(Stored data entries)
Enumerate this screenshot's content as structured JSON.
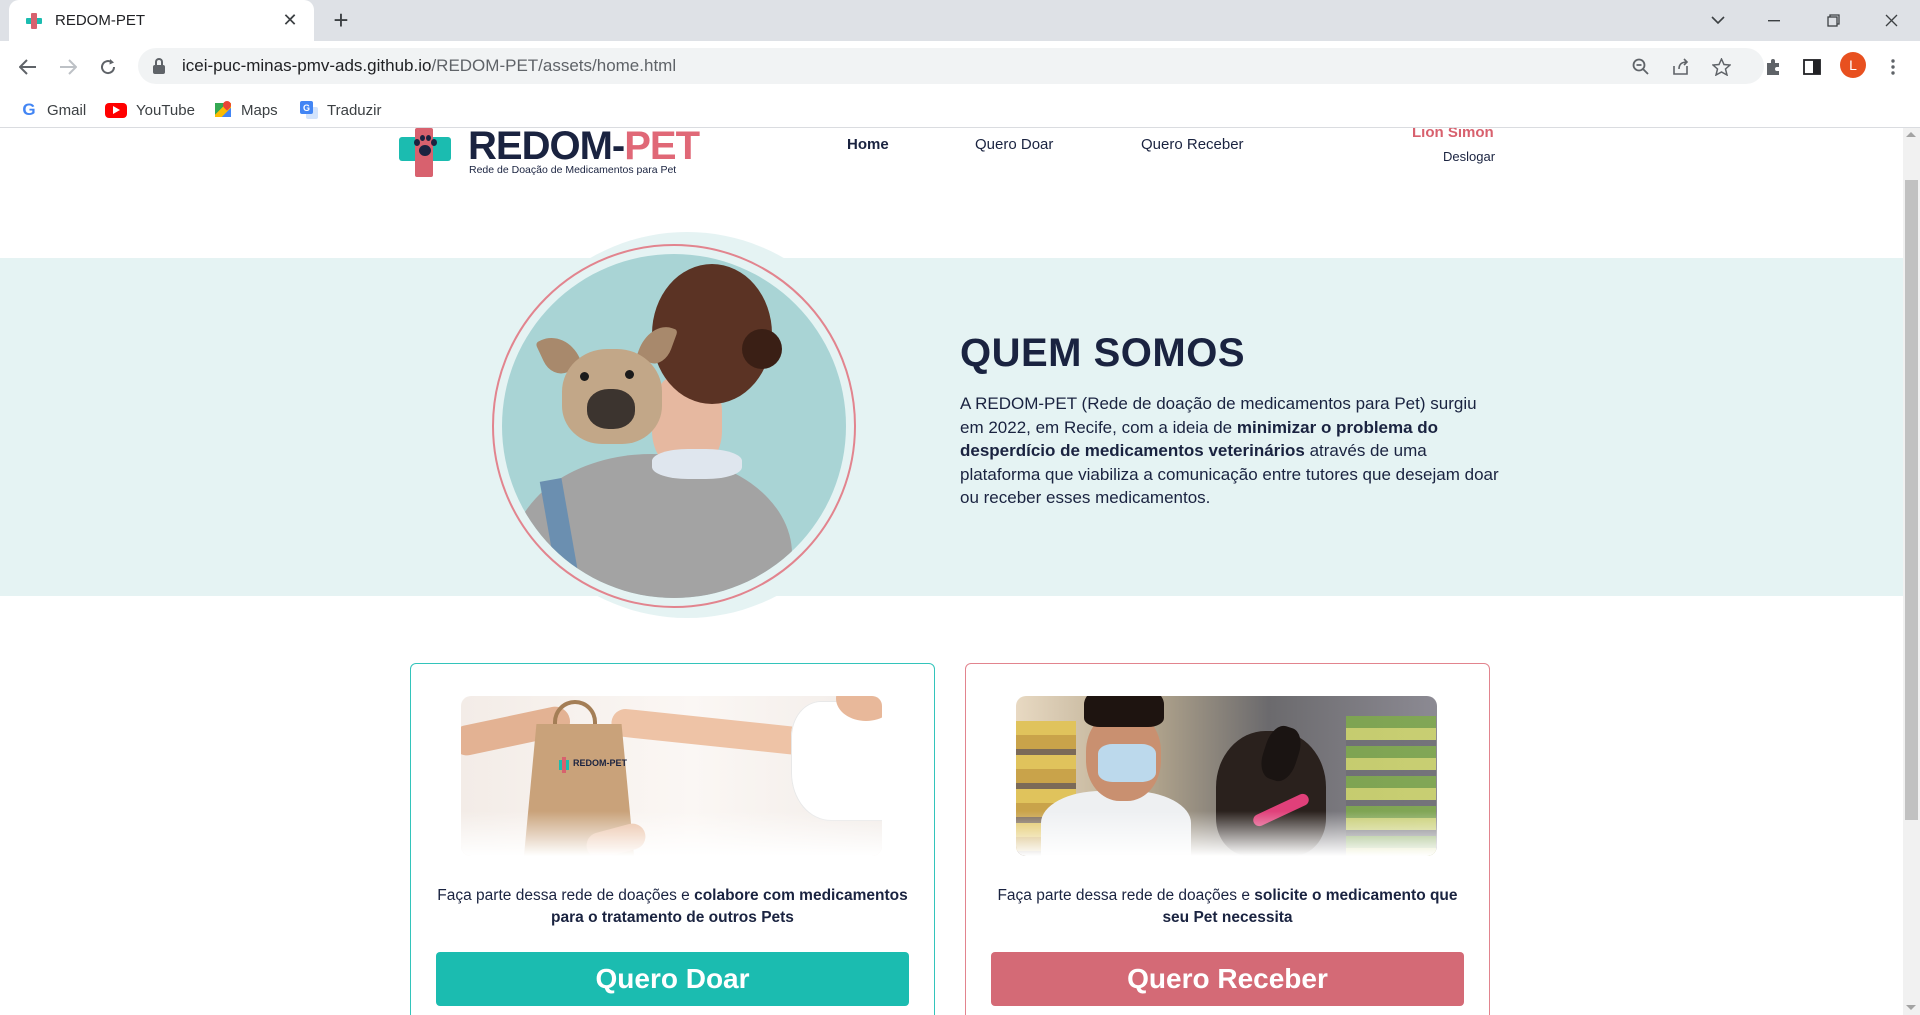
{
  "browser": {
    "tab_title": "REDOM-PET",
    "tab_close": "✕",
    "new_tab": "+",
    "url_host": "icei-puc-minas-pmv-ads.github.io",
    "url_path": "/REDOM-PET/assets/home.html",
    "profile_initial": "L",
    "bookmarks": [
      {
        "label": "Gmail",
        "icon": "google-icon"
      },
      {
        "label": "YouTube",
        "icon": "youtube-icon"
      },
      {
        "label": "Maps",
        "icon": "maps-icon"
      },
      {
        "label": "Traduzir",
        "icon": "translate-icon"
      }
    ]
  },
  "header": {
    "logo_name_main": "REDOM-",
    "logo_name_accent": "PET",
    "logo_tagline": "Rede de Doação de Medicamentos para Pet",
    "nav": [
      {
        "label": "Home",
        "active": true
      },
      {
        "label": "Quero Doar",
        "active": false
      },
      {
        "label": "Quero Receber",
        "active": false
      }
    ],
    "user_name": "Lion Simon",
    "logout_label": "Deslogar"
  },
  "about": {
    "title": "QUEM SOMOS",
    "text_part1": "A REDOM-PET (Rede de doação de medicamentos para Pet) surgiu em 2022, em Recife, com a ideia de ",
    "text_bold": "minimizar o problema do desperdício de medicamentos veterinários",
    "text_part2": " através de uma plataforma que viabiliza a comunicação entre tutores que desejam doar ou receber esses medicamentos."
  },
  "cards": {
    "donate": {
      "text_part1": "Faça parte dessa rede de doações e ",
      "text_bold": "colabore com medicamentos para o tratamento de outros Pets",
      "button": "Quero Doar",
      "bag_logo": "REDOM-PET"
    },
    "receive": {
      "text_part1": "Faça parte dessa rede de doações e ",
      "text_bold": "solicite o medicamento que seu Pet necessita",
      "button": "Quero Receber"
    }
  },
  "colors": {
    "brand_navy": "#1a2340",
    "brand_teal": "#1bbcb0",
    "brand_rose": "#d8616e",
    "hero_band": "#e5f3f3"
  }
}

**Goal:**
Find the lines with the string "REDOM" and reproduce them.

**Task answer:**
    "tab_title": "REDOM-PET",
    "url_path": "/REDOM-PET/assets/home.html",
    "logo_name_main": "REDOM-",
    "text_part1": "A REDOM-PET (Rede de doação de medicamentos para Pet) surgiu em 2022, em Recife, com a ideia de ",
      "bag_logo": "REDOM-PET"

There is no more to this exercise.